Brief 1 –
In the interview-day text below, why should you chat with each person for a minute at the spot where you meet them?

## begin Source extract

1. Greet each at the same place. (In general, standardize.)

2. Talk with them for a minute where you meet them. This will allow their heart rate to normalize. Chit chat.

3. Chit chat continues as you take them to wherever you will get your info.

4. Once there, explain what is going to happen.

a. I'm going to ask you for some general information.
b. I'm going to explain what will happen the rest of the day.
c. Then I'll take you to your first interview.
d. Ask if they have any questions on the process.
e. Take the general info.
f. Explain the process. Include timing, interviewers, types of interviews, roles and titles when you know it, lunch schedule, rest rooms, what to take, what to leave where you are.
h. Escort them...


Gareth's picture

Thank you Trandell & Mark,

They will be in the same position that I was 2 years ago, so I will be able to understand how they feel.

I look forward to the future 'cast.

Gareth's picture

Hi All,

Just wanted to take 5 minutes to report back on the last two days.

I feel that both days have been very rewarding and I learnt a great deal.

I never really understood how much hard works goes on 'back stage' during the interview days. I can only remember one occasion on each day that I managed to sit down and have 10 minutes to myself. Running around between the Ground, 4th, 5th & 6th all day surely has worn me out!

I think the main points I've learnt is how important it is to be over organised , be nice and early, smile as much as possible and talk your heart out.

## end Source extract

Brief 2 –
From the records, extract the lines beginning at the line that contains "chat-status: Chat disattiva bbox=[556, 487, 629, 501]" and stopping after the line that contains "nav-users-icon[interactable] bbox=[20, 624, 61, 656]".

## begin Entries shown

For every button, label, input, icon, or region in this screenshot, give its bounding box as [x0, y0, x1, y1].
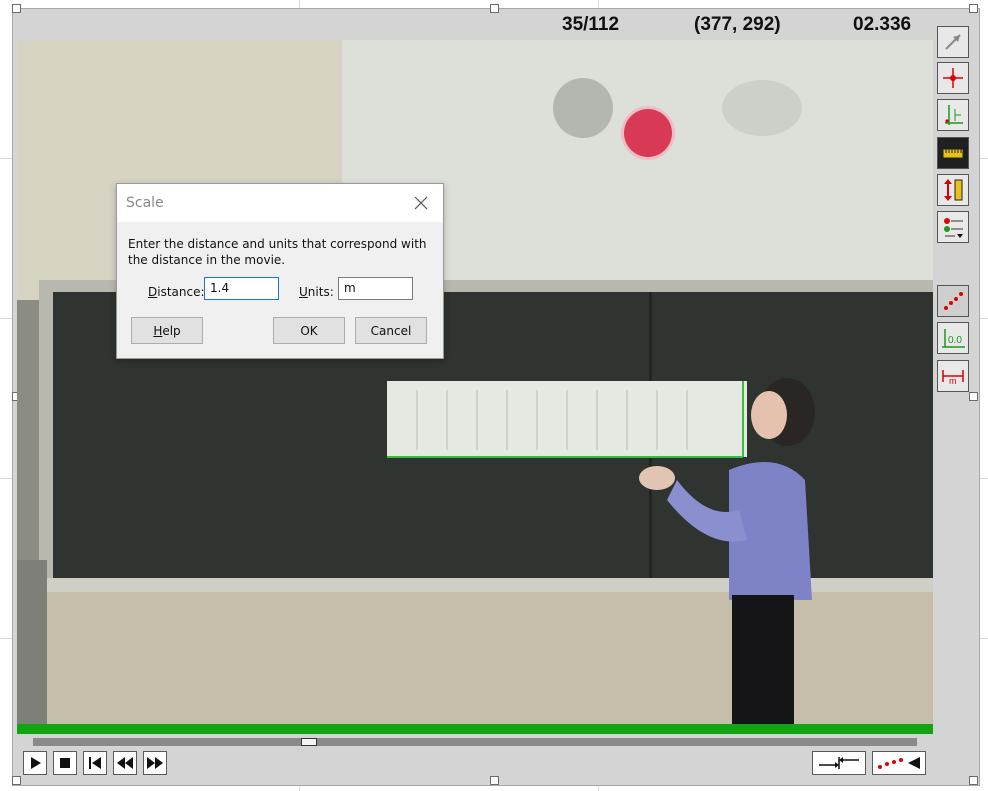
measure-distance-icon: m — [942, 370, 964, 386]
help-button-mnemonic: H — [153, 323, 163, 338]
step-to-start-button[interactable] — [83, 751, 107, 775]
resize-handle-top-left[interactable] — [12, 4, 21, 13]
coordinate-display-button[interactable]: 0.0 — [937, 322, 969, 354]
frame-slider-thumb[interactable] — [301, 738, 317, 746]
step-forward-icon — [147, 757, 163, 769]
dialog-title: Scale — [126, 195, 164, 211]
step-to-start-icon — [89, 757, 101, 769]
scale-dialog: Scale Enter the distance and units that … — [116, 183, 444, 359]
scale-vertical-ruler-icon — [944, 179, 963, 201]
ruler-tool-button[interactable] — [937, 137, 969, 169]
point-series-menu-button[interactable] — [937, 211, 969, 243]
help-button[interactable]: Help — [131, 317, 203, 344]
units-label-mnemonic: U — [299, 285, 308, 299]
zoom-fit-icon — [819, 757, 859, 769]
units-label: Units: — [299, 285, 334, 299]
movie-view[interactable] — [17, 40, 933, 725]
coordinate-display-icon: 0.0 — [942, 329, 965, 348]
show-trail-button[interactable] — [937, 285, 969, 317]
frame-counter: 35/112 — [562, 14, 620, 35]
scale-tool-button[interactable] — [937, 174, 969, 206]
units-input[interactable]: m — [338, 277, 413, 300]
dialog-message: Enter the distance and units that corres… — [128, 237, 427, 267]
frame-slider-track[interactable] — [33, 738, 917, 746]
set-origin-axes-icon — [945, 105, 963, 125]
resize-handle-bottom-left[interactable] — [12, 776, 21, 785]
units-label-text: nits: — [307, 285, 334, 299]
set-origin-tool-button[interactable] — [937, 99, 969, 131]
step-back-icon — [117, 757, 133, 769]
resize-handle-top[interactable] — [490, 4, 499, 13]
pointer-tool-button[interactable] — [937, 26, 969, 58]
dialog-title-bar[interactable]: Scale — [117, 184, 443, 222]
distance-label-text: istance: — [157, 285, 205, 299]
dialog-close-button[interactable] — [407, 192, 435, 214]
readout-bar: 35/112 (377, 292) 02.336 — [0, 14, 930, 40]
trail-toggle-icon — [878, 757, 920, 769]
distance-input[interactable]: 1.4 — [204, 277, 279, 300]
trail-toggle-button[interactable] — [872, 751, 926, 775]
stop-button[interactable] — [53, 751, 77, 775]
crosshair-point-icon — [943, 68, 963, 88]
resize-handle-bottom-right[interactable] — [969, 776, 978, 785]
time-readout: 02.336 — [853, 14, 912, 35]
resize-handle-top-right[interactable] — [969, 4, 978, 13]
play-button[interactable] — [23, 751, 47, 775]
step-forward-button[interactable] — [143, 751, 167, 775]
close-icon — [414, 196, 428, 210]
ruler-icon — [942, 148, 964, 159]
pointer-arrow-icon — [945, 34, 961, 50]
playback-progress-bar — [17, 724, 933, 734]
movie-frame-image — [17, 40, 933, 725]
play-icon — [31, 757, 41, 769]
step-back-button[interactable] — [113, 751, 137, 775]
cursor-coordinates: (377, 292) — [694, 14, 781, 35]
resize-handle-right[interactable] — [969, 392, 978, 401]
point-series-menu-icon — [944, 218, 963, 238]
cancel-button[interactable]: Cancel — [355, 317, 427, 344]
add-point-tool-button[interactable] — [937, 62, 969, 94]
distance-label-mnemonic: D — [148, 285, 158, 299]
stop-icon — [60, 758, 70, 768]
distance-label: Distance: — [148, 285, 205, 299]
svg-text:m: m — [949, 376, 957, 386]
svg-text:0.0: 0.0 — [948, 335, 962, 346]
help-button-label: elp — [162, 323, 181, 338]
ok-button[interactable]: OK — [273, 317, 345, 344]
measure-distance-button[interactable]: m — [937, 360, 969, 392]
zoom-fit-button[interactable] — [812, 751, 866, 775]
resize-handle-bottom[interactable] — [490, 776, 499, 785]
show-trail-icon — [944, 292, 963, 310]
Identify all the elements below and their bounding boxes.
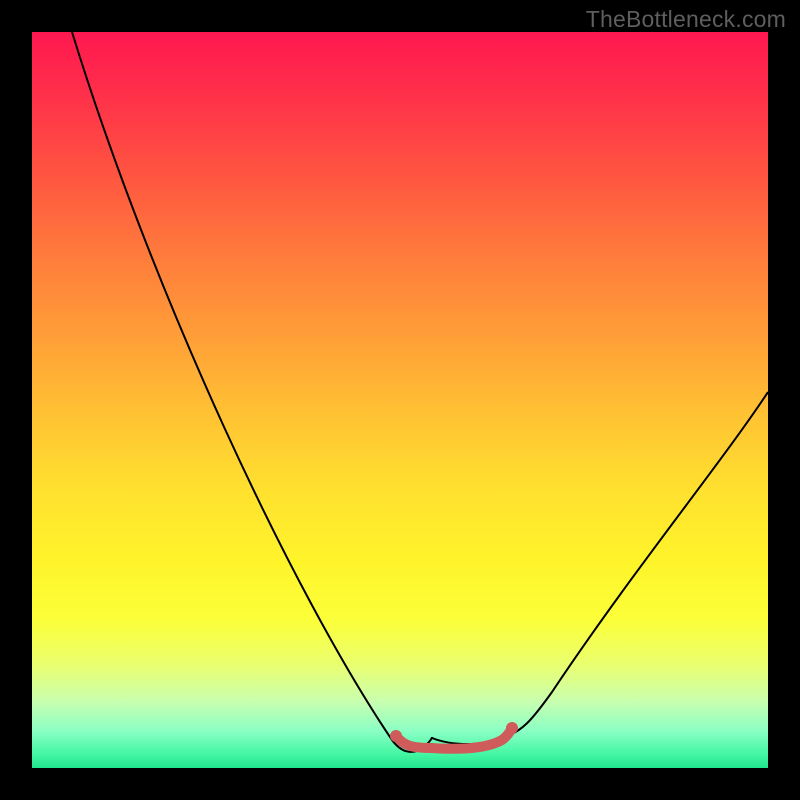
watermark-text: TheBottleneck.com [586, 6, 786, 33]
trough-marker [396, 728, 512, 749]
bottleneck-curve [32, 32, 768, 768]
trough-left-dot [390, 730, 402, 742]
trough-right-dot [506, 722, 518, 734]
curve-path [72, 32, 768, 752]
plot-area [32, 32, 768, 768]
chart-frame: TheBottleneck.com [0, 0, 800, 800]
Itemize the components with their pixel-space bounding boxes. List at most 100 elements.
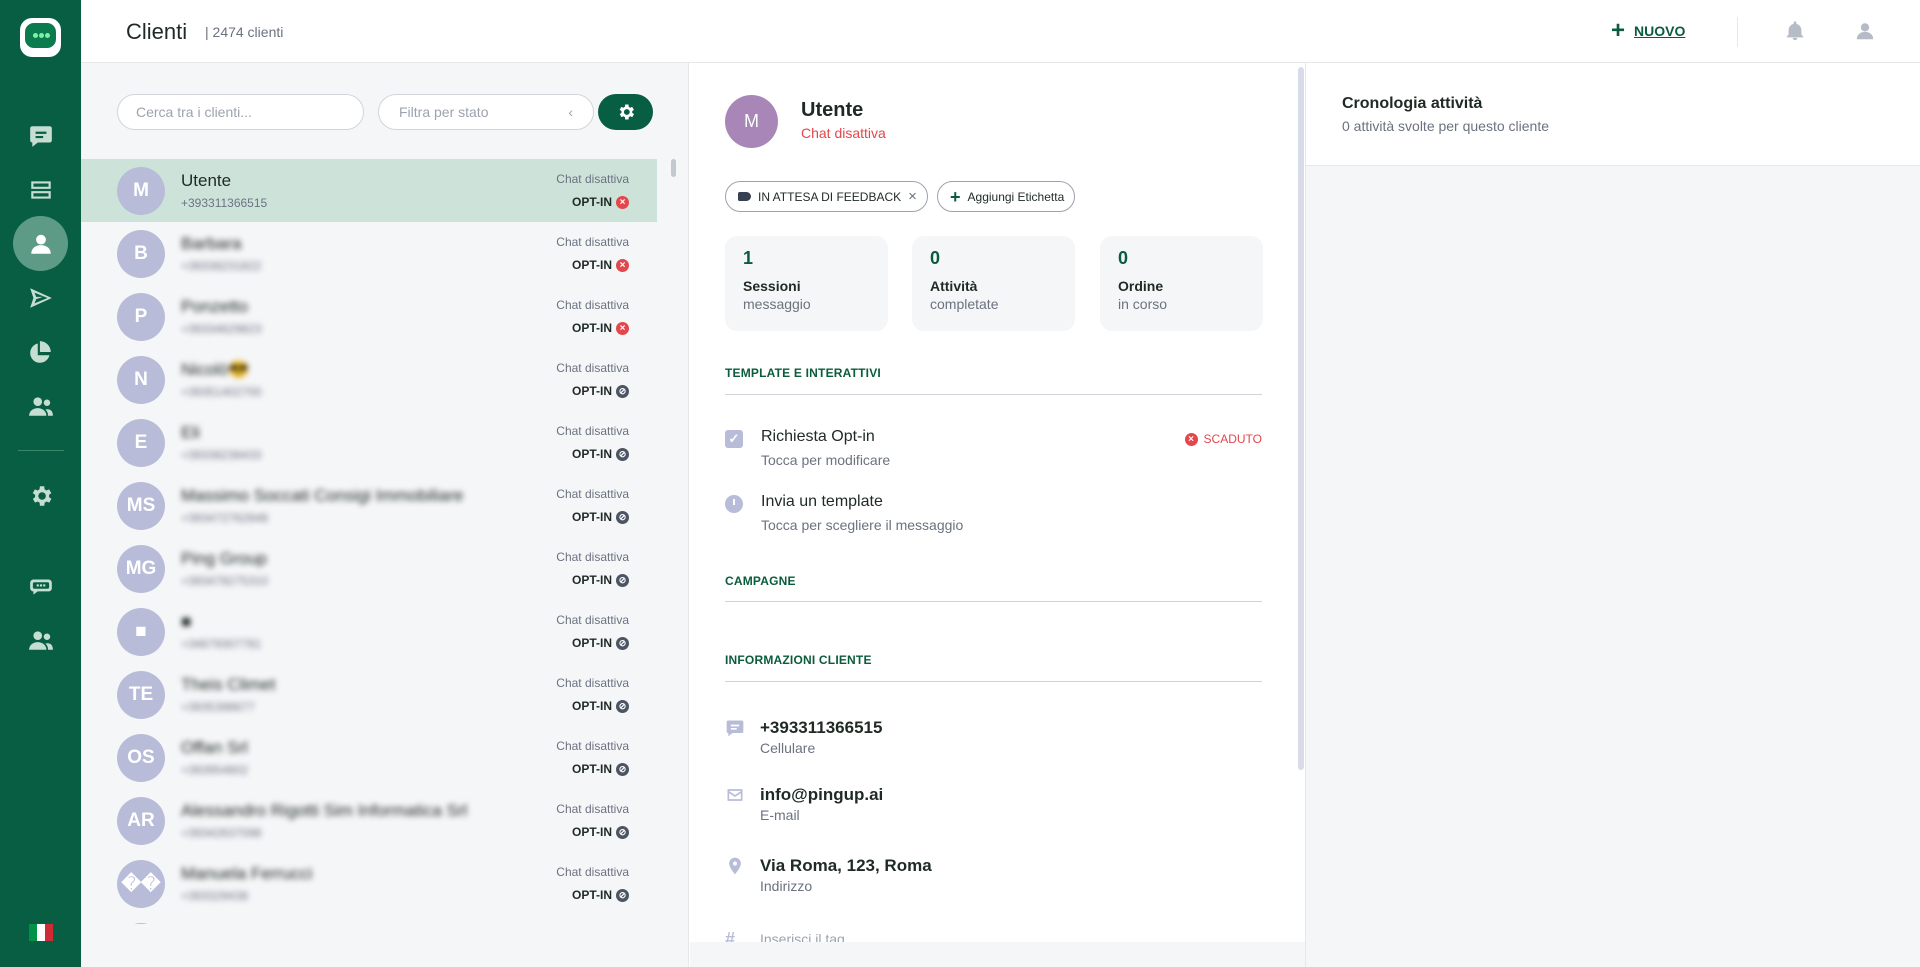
chat-status: Chat disattiva bbox=[556, 487, 629, 501]
optin-error-icon: × bbox=[616, 258, 629, 272]
optin-status: OPT-IN × bbox=[572, 321, 629, 335]
nav-bot-icon[interactable] bbox=[20, 570, 61, 602]
avatar: AR bbox=[117, 797, 165, 845]
send-template-item[interactable]: Invia un template Tocca per scegliere il… bbox=[725, 493, 1262, 537]
logo-dot bbox=[45, 33, 50, 38]
notifications-bell-icon[interactable] bbox=[1782, 18, 1808, 44]
detail-scrollbar[interactable] bbox=[1298, 67, 1304, 770]
client-phone: +39334629823 bbox=[181, 322, 262, 336]
phone-info-row[interactable]: +393311366515 Cellulare bbox=[725, 718, 1262, 760]
nav-inbox-icon[interactable] bbox=[20, 174, 61, 206]
client-name-heading: Utente bbox=[801, 99, 864, 121]
section-info-title: INFORMAZIONI CLIENTE bbox=[725, 653, 872, 667]
client-phone: +393954802 bbox=[181, 763, 249, 777]
activity-subtitle: 0 attività svolte per questo cliente bbox=[1342, 118, 1550, 134]
section-campaigns-title: CAMPAGNE bbox=[725, 574, 796, 588]
client-row[interactable]: AR Alessandro Rigotti Sim Informatica Sr… bbox=[81, 789, 657, 852]
optin-status: OPT-IN ⊘ bbox=[572, 825, 629, 839]
app-logo[interactable] bbox=[20, 18, 61, 57]
optin-label: OPT-IN bbox=[571, 321, 612, 335]
nav-users-icon[interactable] bbox=[20, 624, 61, 656]
avatar: MS bbox=[117, 482, 165, 530]
stat-sublabel: messaggio bbox=[743, 296, 811, 312]
client-name: Ping Group bbox=[181, 549, 267, 568]
search-input[interactable] bbox=[117, 94, 364, 130]
stat-label: Ordine bbox=[1118, 278, 1164, 294]
filter-placeholder: Filtra per stato bbox=[399, 104, 489, 120]
client-list-panel: Filtra per stato ‹ M Utente +39331136651… bbox=[81, 63, 689, 967]
chat-status: Chat disattiva bbox=[556, 739, 629, 753]
client-name: Theis Climet bbox=[181, 675, 276, 694]
avatar bbox=[117, 923, 165, 924]
chat-status: Chat disattiva bbox=[556, 298, 629, 312]
nav-send-icon[interactable] bbox=[20, 282, 61, 314]
section-templates-title: TEMPLATE E INTERATTIVI bbox=[725, 366, 881, 380]
chat-status: Chat disattiva bbox=[556, 613, 629, 627]
activity-history-panel: Cronologia attività 0 attività svolte pe… bbox=[1305, 63, 1920, 967]
optin-blocked-icon: ⊘ bbox=[616, 636, 629, 650]
client-row[interactable] bbox=[81, 915, 657, 924]
optin-label: OPT-IN bbox=[571, 825, 612, 839]
phone-label: Cellulare bbox=[760, 740, 816, 756]
client-row[interactable]: �� Manuela Ferrucci +393329438 Chat disa… bbox=[81, 852, 657, 915]
client-row[interactable]: MG Ping Group +393478275310 Chat disatti… bbox=[81, 537, 657, 600]
optin-blocked-icon: ⊘ bbox=[616, 699, 629, 713]
location-pin-icon bbox=[725, 856, 745, 876]
nav-team-icon[interactable] bbox=[20, 390, 61, 422]
add-tag-button[interactable]: + Aggiungi Etichetta bbox=[937, 181, 1076, 212]
avatar: �� bbox=[117, 860, 165, 908]
list-scrollbar[interactable] bbox=[671, 159, 676, 177]
optin-label: OPT-IN bbox=[571, 573, 612, 587]
remove-tag-icon[interactable]: × bbox=[908, 188, 917, 205]
list-settings-button[interactable] bbox=[598, 94, 653, 130]
client-list[interactable]: M Utente +393311366515 Chat disattiva OP… bbox=[81, 159, 657, 924]
client-row[interactable]: M Utente +393311366515 Chat disattiva OP… bbox=[81, 159, 657, 222]
client-name: Manuela Ferrucci bbox=[181, 864, 313, 883]
client-row[interactable]: OS Offan Srl +393954802 Chat disattiva O… bbox=[81, 726, 657, 789]
stat-label: Attività bbox=[930, 278, 978, 294]
client-row[interactable]: ■ ■ +34679307781 Chat disattiva OPT-IN ⊘ bbox=[81, 600, 657, 663]
client-avatar: M bbox=[725, 95, 778, 148]
stat-label: Sessioni bbox=[743, 278, 801, 294]
email-info-row[interactable]: info@pingup.ai E-mail bbox=[725, 785, 1262, 827]
avatar: TE bbox=[117, 671, 165, 719]
optin-title: Richiesta Opt-in bbox=[761, 428, 875, 445]
clock-icon bbox=[725, 495, 743, 513]
client-row[interactable]: TE Theis Climet +3935398677 Chat disatti… bbox=[81, 663, 657, 726]
client-row[interactable]: MS Massimo Soccati Consigi Immobiliare +… bbox=[81, 474, 657, 537]
language-flag-icon[interactable] bbox=[29, 924, 53, 941]
stat-card-sessions: 1 Sessioni messaggio bbox=[725, 236, 888, 331]
tag-chip[interactable]: IN ATTESA DI FEEDBACK × bbox=[725, 181, 928, 212]
new-client-button[interactable]: + NUOVO bbox=[1611, 18, 1685, 44]
optin-label: OPT-IN bbox=[571, 384, 612, 398]
client-row[interactable]: P Ponzetto +39334629823 Chat disattiva O… bbox=[81, 285, 657, 348]
activity-header: Cronologia attività 0 attività svolte pe… bbox=[1306, 63, 1920, 166]
nav-analytics-icon[interactable] bbox=[20, 336, 61, 368]
avatar: OS bbox=[117, 734, 165, 782]
optin-error-icon: × bbox=[616, 321, 629, 335]
client-row[interactable]: N Nicolò😎 +39351402700 Chat disattiva OP… bbox=[81, 348, 657, 411]
checkbox-icon: ✓ bbox=[725, 430, 743, 448]
client-row[interactable]: E Eli +39338238433 Chat disattiva OPT-IN… bbox=[81, 411, 657, 474]
optin-blocked-icon: ⊘ bbox=[616, 447, 629, 461]
nav-chat-icon[interactable] bbox=[20, 120, 61, 152]
client-phone: +3935398677 bbox=[181, 700, 255, 714]
nav-contacts-icon[interactable] bbox=[13, 216, 68, 271]
optin-status: OPT-IN ⊘ bbox=[572, 384, 629, 398]
client-name: Alessandro Rigotti Sim Informatica Srl bbox=[181, 801, 468, 820]
status-filter-select[interactable]: Filtra per stato ‹ bbox=[378, 94, 594, 130]
client-phone: +393478275310 bbox=[181, 574, 269, 588]
expired-badge: × SCADUTO bbox=[1184, 432, 1262, 446]
user-profile-icon[interactable] bbox=[1852, 18, 1878, 44]
plus-icon: + bbox=[1611, 17, 1626, 44]
client-row[interactable]: B Barbara +39338231822 Chat disattiva OP… bbox=[81, 222, 657, 285]
address-info-row[interactable]: Via Roma, 123, Roma Indirizzo bbox=[725, 856, 1262, 898]
tag-label: IN ATTESA DI FEEDBACK bbox=[758, 189, 902, 204]
chat-status: Chat disattiva bbox=[556, 361, 629, 375]
optin-status: OPT-IN × bbox=[572, 258, 629, 272]
chevron-left-icon: ‹ bbox=[568, 104, 573, 120]
client-name: Ponzetto bbox=[181, 297, 249, 316]
stat-value: 1 bbox=[743, 248, 754, 268]
optin-request-item[interactable]: ✓ Richiesta Opt-in Tocca per modificare … bbox=[725, 428, 1262, 472]
nav-settings-icon[interactable] bbox=[20, 480, 61, 512]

## end Entries shown

Complete response 1 –
A minute of chit chat at the meeting spot lets each person's heart rate return to normal.

Complete response 2 –
chat-status: Chat disattiva bbox=[556, 487, 629, 501]
optin-error-icon: × bbox=[616, 258, 629, 272]
optin-status: OPT-IN × bbox=[572, 321, 629, 335]
nav-bot-icon[interactable] bbox=[20, 570, 61, 602]
avatar: AR bbox=[117, 797, 165, 845]
send-template-item[interactable]: Invia un template Tocca per scegliere il… bbox=[725, 493, 1262, 537]
logo-dot bbox=[45, 33, 50, 38]
notifications-bell-icon[interactable] bbox=[1782, 18, 1808, 44]
detail-scrollbar[interactable] bbox=[1298, 67, 1304, 770]
client-phone: +39334629823 bbox=[181, 322, 262, 336]
phone-info-row[interactable]: +393311366515 Cellulare bbox=[725, 718, 1262, 760]
nav-inbox-icon[interactable] bbox=[20, 174, 61, 206]
client-name-heading: Utente bbox=[801, 99, 864, 121]
section-info-title: INFORMAZIONI CLIENTE bbox=[725, 653, 872, 667]
client-phone: +393954802 bbox=[181, 763, 249, 777]
activity-subtitle: 0 attività svolte per questo cliente bbox=[1342, 118, 1550, 134]
section-campaigns-title: CAMPAGNE bbox=[725, 574, 796, 588]
client-row[interactable]: AR Alessandro Rigotti Sim Informatica Sr… bbox=[81, 789, 657, 852]
optin-status: OPT-IN ⊘ bbox=[572, 825, 629, 839]
app-logo[interactable] bbox=[20, 18, 61, 57]
optin-label: OPT-IN bbox=[571, 321, 612, 335]
nav-users-icon[interactable] bbox=[20, 624, 61, 656]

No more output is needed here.